[Data records]
· · · · ·

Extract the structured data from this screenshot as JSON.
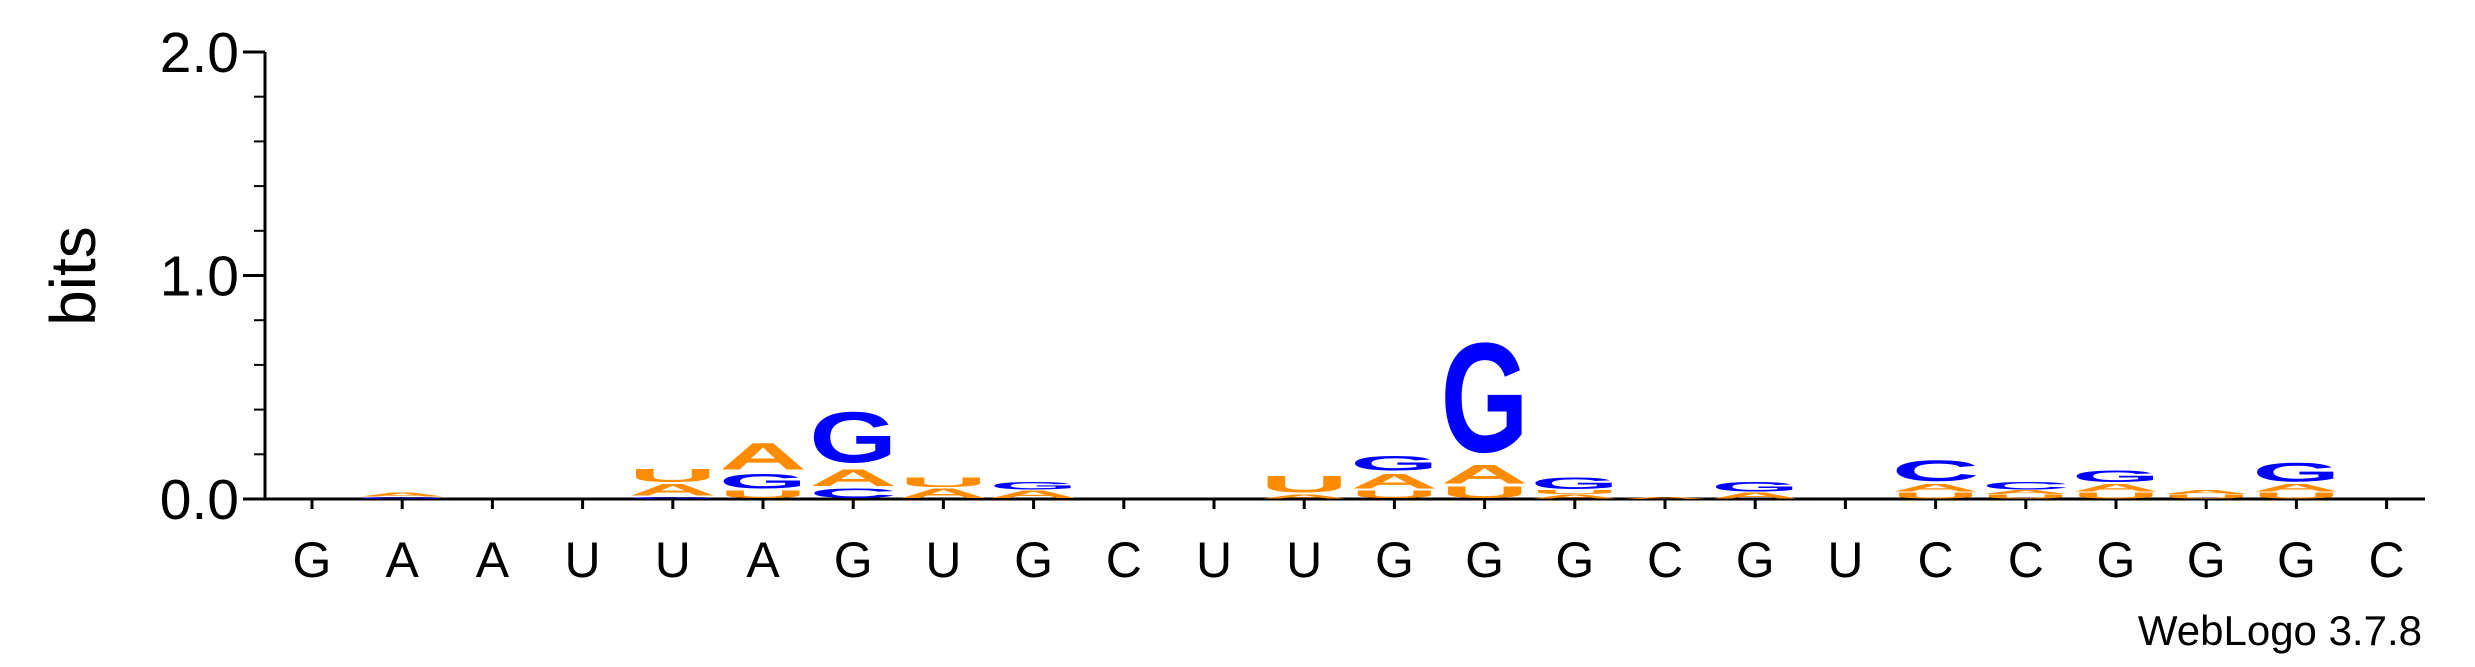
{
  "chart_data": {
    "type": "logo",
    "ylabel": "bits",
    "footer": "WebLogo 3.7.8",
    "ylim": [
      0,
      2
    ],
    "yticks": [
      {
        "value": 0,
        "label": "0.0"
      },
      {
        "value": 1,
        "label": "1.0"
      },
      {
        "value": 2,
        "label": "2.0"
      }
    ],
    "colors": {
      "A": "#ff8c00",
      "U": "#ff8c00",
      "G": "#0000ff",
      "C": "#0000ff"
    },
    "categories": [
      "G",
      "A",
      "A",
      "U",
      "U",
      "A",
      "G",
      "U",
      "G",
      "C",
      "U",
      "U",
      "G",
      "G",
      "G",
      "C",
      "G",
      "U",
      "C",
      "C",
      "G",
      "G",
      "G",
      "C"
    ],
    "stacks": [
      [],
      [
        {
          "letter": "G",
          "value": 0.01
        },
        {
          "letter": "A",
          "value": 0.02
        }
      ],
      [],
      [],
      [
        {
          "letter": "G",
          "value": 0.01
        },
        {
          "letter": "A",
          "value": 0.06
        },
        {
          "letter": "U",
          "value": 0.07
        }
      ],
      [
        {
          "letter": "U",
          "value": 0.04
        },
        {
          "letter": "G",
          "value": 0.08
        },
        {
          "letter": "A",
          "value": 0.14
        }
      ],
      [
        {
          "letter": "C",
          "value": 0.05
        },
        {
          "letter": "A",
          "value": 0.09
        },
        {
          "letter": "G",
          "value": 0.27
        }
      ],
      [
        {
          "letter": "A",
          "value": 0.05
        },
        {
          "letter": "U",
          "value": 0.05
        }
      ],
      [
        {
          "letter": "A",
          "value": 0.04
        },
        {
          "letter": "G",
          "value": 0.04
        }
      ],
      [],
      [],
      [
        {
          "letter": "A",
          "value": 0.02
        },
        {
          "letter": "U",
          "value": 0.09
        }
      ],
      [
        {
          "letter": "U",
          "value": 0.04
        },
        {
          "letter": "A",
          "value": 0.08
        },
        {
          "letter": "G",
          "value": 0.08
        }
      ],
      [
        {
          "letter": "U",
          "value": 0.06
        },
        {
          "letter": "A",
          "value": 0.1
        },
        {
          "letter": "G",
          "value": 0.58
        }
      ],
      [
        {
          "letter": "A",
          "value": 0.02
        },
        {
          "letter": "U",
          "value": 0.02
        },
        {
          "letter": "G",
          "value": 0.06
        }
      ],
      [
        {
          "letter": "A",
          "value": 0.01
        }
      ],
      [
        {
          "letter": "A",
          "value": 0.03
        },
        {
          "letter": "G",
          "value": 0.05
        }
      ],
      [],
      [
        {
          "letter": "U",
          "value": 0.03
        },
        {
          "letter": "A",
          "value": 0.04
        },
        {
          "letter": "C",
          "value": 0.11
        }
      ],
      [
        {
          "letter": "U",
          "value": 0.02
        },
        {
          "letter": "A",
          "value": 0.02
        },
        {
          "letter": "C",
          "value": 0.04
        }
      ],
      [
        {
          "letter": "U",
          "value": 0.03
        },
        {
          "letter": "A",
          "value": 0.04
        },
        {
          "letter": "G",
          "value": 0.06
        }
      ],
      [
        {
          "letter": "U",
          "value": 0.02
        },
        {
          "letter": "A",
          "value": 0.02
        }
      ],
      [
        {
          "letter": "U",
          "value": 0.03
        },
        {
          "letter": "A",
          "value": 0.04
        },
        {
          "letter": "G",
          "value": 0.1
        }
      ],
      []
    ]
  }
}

· · · · ·

• [Instruction]: Take the listing and print it again exactly, but without any pictures.

• [Solved problem]:
Extract the structured data from this screenshot as JSON.
{
  "chart_data": {
    "type": "logo",
    "ylabel": "bits",
    "footer": "WebLogo 3.7.8",
    "ylim": [
      0,
      2
    ],
    "yticks": [
      {
        "value": 0,
        "label": "0.0"
      },
      {
        "value": 1,
        "label": "1.0"
      },
      {
        "value": 2,
        "label": "2.0"
      }
    ],
    "colors": {
      "A": "#ff8c00",
      "U": "#ff8c00",
      "G": "#0000ff",
      "C": "#0000ff"
    },
    "categories": [
      "G",
      "A",
      "A",
      "U",
      "U",
      "A",
      "G",
      "U",
      "G",
      "C",
      "U",
      "U",
      "G",
      "G",
      "G",
      "C",
      "G",
      "U",
      "C",
      "C",
      "G",
      "G",
      "G",
      "C"
    ],
    "stacks": [
      [],
      [
        {
          "letter": "G",
          "value": 0.01
        },
        {
          "letter": "A",
          "value": 0.02
        }
      ],
      [],
      [],
      [
        {
          "letter": "G",
          "value": 0.01
        },
        {
          "letter": "A",
          "value": 0.06
        },
        {
          "letter": "U",
          "value": 0.07
        }
      ],
      [
        {
          "letter": "U",
          "value": 0.04
        },
        {
          "letter": "G",
          "value": 0.08
        },
        {
          "letter": "A",
          "value": 0.14
        }
      ],
      [
        {
          "letter": "C",
          "value": 0.05
        },
        {
          "letter": "A",
          "value": 0.09
        },
        {
          "letter": "G",
          "value": 0.27
        }
      ],
      [
        {
          "letter": "A",
          "value": 0.05
        },
        {
          "letter": "U",
          "value": 0.05
        }
      ],
      [
        {
          "letter": "A",
          "value": 0.04
        },
        {
          "letter": "G",
          "value": 0.04
        }
      ],
      [],
      [],
      [
        {
          "letter": "A",
          "value": 0.02
        },
        {
          "letter": "U",
          "value": 0.09
        }
      ],
      [
        {
          "letter": "U",
          "value": 0.04
        },
        {
          "letter": "A",
          "value": 0.08
        },
        {
          "letter": "G",
          "value": 0.08
        }
      ],
      [
        {
          "letter": "U",
          "value": 0.06
        },
        {
          "letter": "A",
          "value": 0.1
        },
        {
          "letter": "G",
          "value": 0.58
        }
      ],
      [
        {
          "letter": "A",
          "value": 0.02
        },
        {
          "letter": "U",
          "value": 0.02
        },
        {
          "letter": "G",
          "value": 0.06
        }
      ],
      [
        {
          "letter": "A",
          "value": 0.01
        }
      ],
      [
        {
          "letter": "A",
          "value": 0.03
        },
        {
          "letter": "G",
          "value": 0.05
        }
      ],
      [],
      [
        {
          "letter": "U",
          "value": 0.03
        },
        {
          "letter": "A",
          "value": 0.04
        },
        {
          "letter": "C",
          "value": 0.11
        }
      ],
      [
        {
          "letter": "U",
          "value": 0.02
        },
        {
          "letter": "A",
          "value": 0.02
        },
        {
          "letter": "C",
          "value": 0.04
        }
      ],
      [
        {
          "letter": "U",
          "value": 0.03
        },
        {
          "letter": "A",
          "value": 0.04
        },
        {
          "letter": "G",
          "value": 0.06
        }
      ],
      [
        {
          "letter": "U",
          "value": 0.02
        },
        {
          "letter": "A",
          "value": 0.02
        }
      ],
      [
        {
          "letter": "U",
          "value": 0.03
        },
        {
          "letter": "A",
          "value": 0.04
        },
        {
          "letter": "G",
          "value": 0.1
        }
      ],
      []
    ]
  }
}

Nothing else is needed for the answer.